*RECORD LIST*:
....

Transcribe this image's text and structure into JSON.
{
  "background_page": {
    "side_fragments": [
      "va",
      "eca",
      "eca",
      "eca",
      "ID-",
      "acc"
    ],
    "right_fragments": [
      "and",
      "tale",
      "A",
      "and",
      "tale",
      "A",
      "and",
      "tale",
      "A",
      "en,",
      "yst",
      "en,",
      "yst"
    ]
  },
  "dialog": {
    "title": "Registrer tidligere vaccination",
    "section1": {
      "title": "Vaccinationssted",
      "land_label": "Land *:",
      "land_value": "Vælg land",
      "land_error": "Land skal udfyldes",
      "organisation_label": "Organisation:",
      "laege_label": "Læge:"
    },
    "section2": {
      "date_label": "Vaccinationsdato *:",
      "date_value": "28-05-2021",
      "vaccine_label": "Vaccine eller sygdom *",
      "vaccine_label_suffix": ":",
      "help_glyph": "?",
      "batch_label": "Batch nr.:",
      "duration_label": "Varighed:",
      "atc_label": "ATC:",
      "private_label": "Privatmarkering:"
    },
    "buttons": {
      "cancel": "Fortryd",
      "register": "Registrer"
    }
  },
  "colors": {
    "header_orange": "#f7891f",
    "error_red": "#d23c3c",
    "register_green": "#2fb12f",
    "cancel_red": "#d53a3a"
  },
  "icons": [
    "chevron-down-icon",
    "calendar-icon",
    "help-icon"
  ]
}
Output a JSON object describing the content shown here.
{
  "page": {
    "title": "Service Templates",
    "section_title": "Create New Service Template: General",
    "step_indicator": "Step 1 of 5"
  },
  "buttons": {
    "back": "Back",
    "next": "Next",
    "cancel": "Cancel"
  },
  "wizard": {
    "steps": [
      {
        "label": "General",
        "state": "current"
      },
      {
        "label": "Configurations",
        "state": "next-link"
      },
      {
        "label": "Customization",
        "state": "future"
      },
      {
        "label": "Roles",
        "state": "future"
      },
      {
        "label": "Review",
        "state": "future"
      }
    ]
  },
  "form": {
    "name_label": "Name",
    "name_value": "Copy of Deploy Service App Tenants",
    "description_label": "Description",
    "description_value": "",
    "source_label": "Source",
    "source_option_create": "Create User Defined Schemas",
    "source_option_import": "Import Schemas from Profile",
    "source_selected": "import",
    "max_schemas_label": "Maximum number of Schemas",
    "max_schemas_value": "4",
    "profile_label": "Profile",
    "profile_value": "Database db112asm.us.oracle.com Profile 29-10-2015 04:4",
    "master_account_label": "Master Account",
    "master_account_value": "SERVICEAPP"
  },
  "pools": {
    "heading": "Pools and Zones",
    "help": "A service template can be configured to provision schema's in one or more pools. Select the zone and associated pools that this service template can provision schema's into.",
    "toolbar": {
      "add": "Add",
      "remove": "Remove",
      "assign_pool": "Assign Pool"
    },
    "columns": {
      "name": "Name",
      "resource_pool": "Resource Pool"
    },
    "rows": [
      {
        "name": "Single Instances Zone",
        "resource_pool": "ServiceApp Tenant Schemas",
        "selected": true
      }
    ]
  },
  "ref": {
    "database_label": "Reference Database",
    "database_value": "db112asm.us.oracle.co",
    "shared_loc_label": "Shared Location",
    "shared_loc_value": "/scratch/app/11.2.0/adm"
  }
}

....

Print every line of the records exactly. Omit nothing.

*FULL SOLUTION*:
Transcribe this image's text and structure into JSON.
{
  "background_page": {
    "side_fragments": [
      "va",
      "eca",
      "eca",
      "eca",
      "ID-",
      "acc"
    ],
    "right_fragments": [
      "and",
      "tale",
      "A",
      "and",
      "tale",
      "A",
      "and",
      "tale",
      "A",
      "en,",
      "yst",
      "en,",
      "yst"
    ]
  },
  "dialog": {
    "title": "Registrer tidligere vaccination",
    "section1": {
      "title": "Vaccinationssted",
      "land_label": "Land *:",
      "land_value": "Vælg land",
      "land_error": "Land skal udfyldes",
      "organisation_label": "Organisation:",
      "laege_label": "Læge:"
    },
    "section2": {
      "date_label": "Vaccinationsdato *:",
      "date_value": "28-05-2021",
      "vaccine_label": "Vaccine eller sygdom *",
      "vaccine_label_suffix": ":",
      "help_glyph": "?",
      "batch_label": "Batch nr.:",
      "duration_label": "Varighed:",
      "atc_label": "ATC:",
      "private_label": "Privatmarkering:"
    },
    "buttons": {
      "cancel": "Fortryd",
      "register": "Registrer"
    }
  },
  "colors": {
    "header_orange": "#f7891f",
    "error_red": "#d23c3c",
    "register_green": "#2fb12f",
    "cancel_red": "#d53a3a"
  },
  "icons": [
    "chevron-down-icon",
    "calendar-icon",
    "help-icon"
  ]
}
Output a JSON object describing the content shown here.
{
  "page": {
    "title": "Service Templates",
    "section_title": "Create New Service Template: General",
    "step_indicator": "Step 1 of 5"
  },
  "buttons": {
    "back": "Back",
    "next": "Next",
    "cancel": "Cancel"
  },
  "wizard": {
    "steps": [
      {
        "label": "General",
        "state": "current"
      },
      {
        "label": "Configurations",
        "state": "next-link"
      },
      {
        "label": "Customization",
        "state": "future"
      },
      {
        "label": "Roles",
        "state": "future"
      },
      {
        "label": "Review",
        "state": "future"
      }
    ]
  },
  "form": {
    "name_label": "Name",
    "name_value": "Copy of Deploy Service App Tenants",
    "description_label": "Description",
    "description_value": "",
    "source_label": "Source",
    "source_option_create": "Create User Defined Schemas",
    "source_option_import": "Import Schemas from Profile",
    "source_selected": "import",
    "max_schemas_label": "Maximum number of Schemas",
    "max_schemas_value": "4",
    "profile_label": "Profile",
    "profile_value": "Database db112asm.us.oracle.com Profile 29-10-2015 04:4",
    "master_account_label": "Master Account",
    "master_account_value": "SERVICEAPP"
  },
  "pools": {
    "heading": "Pools and Zones",
    "help": "A service template can be configured to provision schema's in one or more pools. Select the zone and associated pools that this service template can provision schema's into.",
    "toolbar": {
      "add": "Add",
      "remove": "Remove",
      "assign_pool": "Assign Pool"
    },
    "columns": {
      "name": "Name",
      "resource_pool": "Resource Pool"
    },
    "rows": [
      {
        "name": "Single Instances Zone",
        "resource_pool": "ServiceApp Tenant Schemas",
        "selected": true
      }
    ]
  },
  "ref": {
    "database_label": "Reference Database",
    "database_value": "db112asm.us.oracle.co",
    "shared_loc_label": "Shared Location",
    "shared_loc_value": "/scratch/app/11.2.0/adm"
  }
}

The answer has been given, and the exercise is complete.